**Problem description:** Extract every line from each of the items below, reproducing each line verbatim and without any alteration.

* BEGIN Records for the exercise *

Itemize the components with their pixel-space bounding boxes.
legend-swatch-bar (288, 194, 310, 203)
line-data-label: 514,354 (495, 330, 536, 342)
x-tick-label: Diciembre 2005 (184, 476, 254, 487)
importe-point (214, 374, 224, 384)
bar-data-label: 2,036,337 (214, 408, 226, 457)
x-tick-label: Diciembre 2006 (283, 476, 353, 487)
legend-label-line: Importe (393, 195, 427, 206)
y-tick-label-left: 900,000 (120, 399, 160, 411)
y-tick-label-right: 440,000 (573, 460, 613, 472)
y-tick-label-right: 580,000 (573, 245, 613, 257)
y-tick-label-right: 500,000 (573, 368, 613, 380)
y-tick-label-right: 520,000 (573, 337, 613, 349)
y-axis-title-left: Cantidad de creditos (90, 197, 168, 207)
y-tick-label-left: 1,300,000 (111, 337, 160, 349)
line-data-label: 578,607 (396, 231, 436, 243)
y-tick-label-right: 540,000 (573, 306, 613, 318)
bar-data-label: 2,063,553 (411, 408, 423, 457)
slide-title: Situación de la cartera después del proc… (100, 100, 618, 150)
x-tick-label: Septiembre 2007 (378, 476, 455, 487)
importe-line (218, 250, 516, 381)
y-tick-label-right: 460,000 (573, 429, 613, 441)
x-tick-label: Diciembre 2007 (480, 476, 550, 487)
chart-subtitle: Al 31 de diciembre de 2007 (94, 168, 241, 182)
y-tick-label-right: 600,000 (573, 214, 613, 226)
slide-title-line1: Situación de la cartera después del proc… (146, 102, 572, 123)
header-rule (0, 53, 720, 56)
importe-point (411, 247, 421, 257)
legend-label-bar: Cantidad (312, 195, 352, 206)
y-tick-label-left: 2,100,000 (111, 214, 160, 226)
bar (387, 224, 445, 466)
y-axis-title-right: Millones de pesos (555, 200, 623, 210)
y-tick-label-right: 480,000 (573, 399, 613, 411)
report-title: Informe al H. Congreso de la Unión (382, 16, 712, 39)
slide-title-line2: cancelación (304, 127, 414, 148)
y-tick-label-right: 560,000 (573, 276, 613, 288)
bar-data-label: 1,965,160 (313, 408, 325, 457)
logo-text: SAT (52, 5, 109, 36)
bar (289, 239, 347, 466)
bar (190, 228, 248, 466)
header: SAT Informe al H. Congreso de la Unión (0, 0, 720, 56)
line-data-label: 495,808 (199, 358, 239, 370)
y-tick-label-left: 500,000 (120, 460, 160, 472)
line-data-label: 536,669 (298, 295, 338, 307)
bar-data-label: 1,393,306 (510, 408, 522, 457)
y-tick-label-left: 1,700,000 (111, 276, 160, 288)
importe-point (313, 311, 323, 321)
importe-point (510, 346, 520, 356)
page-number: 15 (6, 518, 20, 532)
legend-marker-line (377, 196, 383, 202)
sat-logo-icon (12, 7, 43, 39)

* END Records for the exercise *

**Solution to the exercise:**
Itemize the components with their pixel-space bounding boxes.
legend-swatch-bar (288, 194, 310, 203)
line-data-label: 514,354 (495, 330, 536, 342)
x-tick-label: Diciembre 2005 (184, 476, 254, 487)
importe-point (214, 374, 224, 384)
bar-data-label: 2,036,337 (214, 408, 226, 457)
x-tick-label: Diciembre 2006 (283, 476, 353, 487)
legend-label-line: Importe (393, 195, 427, 206)
y-tick-label-left: 900,000 (120, 399, 160, 411)
y-tick-label-right: 440,000 (573, 460, 613, 472)
y-tick-label-right: 580,000 (573, 245, 613, 257)
y-tick-label-right: 500,000 (573, 368, 613, 380)
y-tick-label-right: 520,000 (573, 337, 613, 349)
y-axis-title-left: Cantidad de creditos (90, 197, 168, 207)
y-tick-label-left: 1,300,000 (111, 337, 160, 349)
line-data-label: 578,607 (396, 231, 436, 243)
y-tick-label-right: 540,000 (573, 306, 613, 318)
bar-data-label: 2,063,553 (411, 408, 423, 457)
slide-title: Situación de la cartera después del proc… (100, 100, 618, 150)
x-tick-label: Septiembre 2007 (378, 476, 455, 487)
importe-line (218, 250, 516, 381)
y-tick-label-right: 460,000 (573, 429, 613, 441)
x-tick-label: Diciembre 2007 (480, 476, 550, 487)
chart-subtitle: Al 31 de diciembre de 2007 (94, 168, 241, 182)
y-tick-label-right: 600,000 (573, 214, 613, 226)
slide-title-line1: Situación de la cartera después del proc… (146, 102, 572, 123)
header-rule (0, 53, 720, 56)
importe-point (411, 247, 421, 257)
legend-label-bar: Cantidad (312, 195, 352, 206)
y-tick-label-left: 2,100,000 (111, 214, 160, 226)
bar (387, 224, 445, 466)
y-axis-title-right: Millones de pesos (555, 200, 623, 210)
y-tick-label-right: 480,000 (573, 399, 613, 411)
report-title: Informe al H. Congreso de la Unión (382, 16, 712, 39)
slide-title-line2: cancelación (304, 127, 414, 148)
y-tick-label-right: 560,000 (573, 276, 613, 288)
bar-data-label: 1,965,160 (313, 408, 325, 457)
logo-text: SAT (52, 5, 109, 36)
bar (289, 239, 347, 466)
bar (190, 228, 248, 466)
header: SAT Informe al H. Congreso de la Unión (0, 0, 720, 56)
line-data-label: 495,808 (199, 358, 239, 370)
y-tick-label-left: 500,000 (120, 460, 160, 472)
line-data-label: 536,669 (298, 295, 338, 307)
bar-data-label: 1,393,306 (510, 408, 522, 457)
y-tick-label-left: 1,700,000 (111, 276, 160, 288)
importe-point (313, 311, 323, 321)
importe-point (510, 346, 520, 356)
page-number: 15 (6, 518, 20, 532)
legend-marker-line (377, 196, 383, 202)
sat-logo-icon (12, 7, 43, 39)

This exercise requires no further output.